+++ Supplied records +++

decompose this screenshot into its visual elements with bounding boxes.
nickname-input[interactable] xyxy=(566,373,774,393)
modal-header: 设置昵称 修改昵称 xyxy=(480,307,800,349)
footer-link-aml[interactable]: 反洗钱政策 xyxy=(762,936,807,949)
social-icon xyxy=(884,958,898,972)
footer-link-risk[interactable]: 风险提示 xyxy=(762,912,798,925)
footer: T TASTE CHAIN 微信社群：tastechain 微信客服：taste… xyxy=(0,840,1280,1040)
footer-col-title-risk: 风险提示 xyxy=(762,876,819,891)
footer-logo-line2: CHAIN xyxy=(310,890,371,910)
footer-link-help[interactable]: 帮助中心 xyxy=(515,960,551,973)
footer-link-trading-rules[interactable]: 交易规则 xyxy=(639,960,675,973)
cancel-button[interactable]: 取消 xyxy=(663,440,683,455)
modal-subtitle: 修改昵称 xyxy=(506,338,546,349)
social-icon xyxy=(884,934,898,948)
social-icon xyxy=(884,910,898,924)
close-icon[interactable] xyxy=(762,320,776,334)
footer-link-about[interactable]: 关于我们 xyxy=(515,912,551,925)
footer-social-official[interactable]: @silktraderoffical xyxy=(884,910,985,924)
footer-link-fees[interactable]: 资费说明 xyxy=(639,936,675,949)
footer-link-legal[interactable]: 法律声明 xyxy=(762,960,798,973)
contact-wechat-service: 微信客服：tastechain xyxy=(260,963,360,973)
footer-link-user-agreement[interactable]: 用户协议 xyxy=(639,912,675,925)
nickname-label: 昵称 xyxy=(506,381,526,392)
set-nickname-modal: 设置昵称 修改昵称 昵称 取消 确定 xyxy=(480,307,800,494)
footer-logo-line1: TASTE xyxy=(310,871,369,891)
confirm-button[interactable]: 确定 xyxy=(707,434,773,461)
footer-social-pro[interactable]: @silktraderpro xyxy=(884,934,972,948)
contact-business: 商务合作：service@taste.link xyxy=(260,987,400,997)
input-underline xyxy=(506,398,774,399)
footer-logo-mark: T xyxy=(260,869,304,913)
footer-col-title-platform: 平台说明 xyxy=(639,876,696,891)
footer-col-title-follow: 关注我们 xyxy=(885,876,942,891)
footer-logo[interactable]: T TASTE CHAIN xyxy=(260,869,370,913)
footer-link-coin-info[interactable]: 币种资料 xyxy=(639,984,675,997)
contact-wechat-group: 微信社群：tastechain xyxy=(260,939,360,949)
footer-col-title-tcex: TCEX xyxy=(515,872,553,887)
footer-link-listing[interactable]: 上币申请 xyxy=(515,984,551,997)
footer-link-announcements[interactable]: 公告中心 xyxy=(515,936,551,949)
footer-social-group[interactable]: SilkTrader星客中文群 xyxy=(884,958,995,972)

+++

What the exercise asks ▸
Reproduce every line of the rows above verbatim.

The solution ▸
decompose this screenshot into its visual elements with bounding boxes.
nickname-input[interactable] xyxy=(566,373,774,393)
modal-header: 设置昵称 修改昵称 xyxy=(480,307,800,349)
footer-link-aml[interactable]: 反洗钱政策 xyxy=(762,936,807,949)
social-icon xyxy=(884,958,898,972)
footer-link-risk[interactable]: 风险提示 xyxy=(762,912,798,925)
footer: T TASTE CHAIN 微信社群：tastechain 微信客服：taste… xyxy=(0,840,1280,1040)
footer-col-title-risk: 风险提示 xyxy=(762,876,819,891)
footer-logo-line2: CHAIN xyxy=(310,890,371,910)
footer-link-help[interactable]: 帮助中心 xyxy=(515,960,551,973)
footer-link-trading-rules[interactable]: 交易规则 xyxy=(639,960,675,973)
cancel-button[interactable]: 取消 xyxy=(663,440,683,455)
modal-subtitle: 修改昵称 xyxy=(506,338,546,349)
social-icon xyxy=(884,934,898,948)
social-icon xyxy=(884,910,898,924)
close-icon[interactable] xyxy=(762,320,776,334)
footer-link-about[interactable]: 关于我们 xyxy=(515,912,551,925)
footer-social-official[interactable]: @silktraderoffical xyxy=(884,910,985,924)
footer-link-fees[interactable]: 资费说明 xyxy=(639,936,675,949)
footer-link-legal[interactable]: 法律声明 xyxy=(762,960,798,973)
contact-wechat-service: 微信客服：tastechain xyxy=(260,963,360,973)
footer-link-user-agreement[interactable]: 用户协议 xyxy=(639,912,675,925)
nickname-label: 昵称 xyxy=(506,381,526,392)
set-nickname-modal: 设置昵称 修改昵称 昵称 取消 确定 xyxy=(480,307,800,494)
footer-logo-line1: TASTE xyxy=(310,871,369,891)
confirm-button[interactable]: 确定 xyxy=(707,434,773,461)
footer-social-pro[interactable]: @silktraderpro xyxy=(884,934,972,948)
contact-business: 商务合作：service@taste.link xyxy=(260,987,400,997)
input-underline xyxy=(506,398,774,399)
footer-logo-mark: T xyxy=(260,869,304,913)
footer-col-title-platform: 平台说明 xyxy=(639,876,696,891)
footer-col-title-follow: 关注我们 xyxy=(885,876,942,891)
footer-logo[interactable]: T TASTE CHAIN xyxy=(260,869,370,913)
footer-link-coin-info[interactable]: 币种资料 xyxy=(639,984,675,997)
contact-wechat-group: 微信社群：tastechain xyxy=(260,939,360,949)
footer-col-title-tcex: TCEX xyxy=(515,872,553,887)
footer-link-listing[interactable]: 上币申请 xyxy=(515,984,551,997)
footer-link-announcements[interactable]: 公告中心 xyxy=(515,936,551,949)
footer-social-group[interactable]: SilkTrader星客中文群 xyxy=(884,958,995,972)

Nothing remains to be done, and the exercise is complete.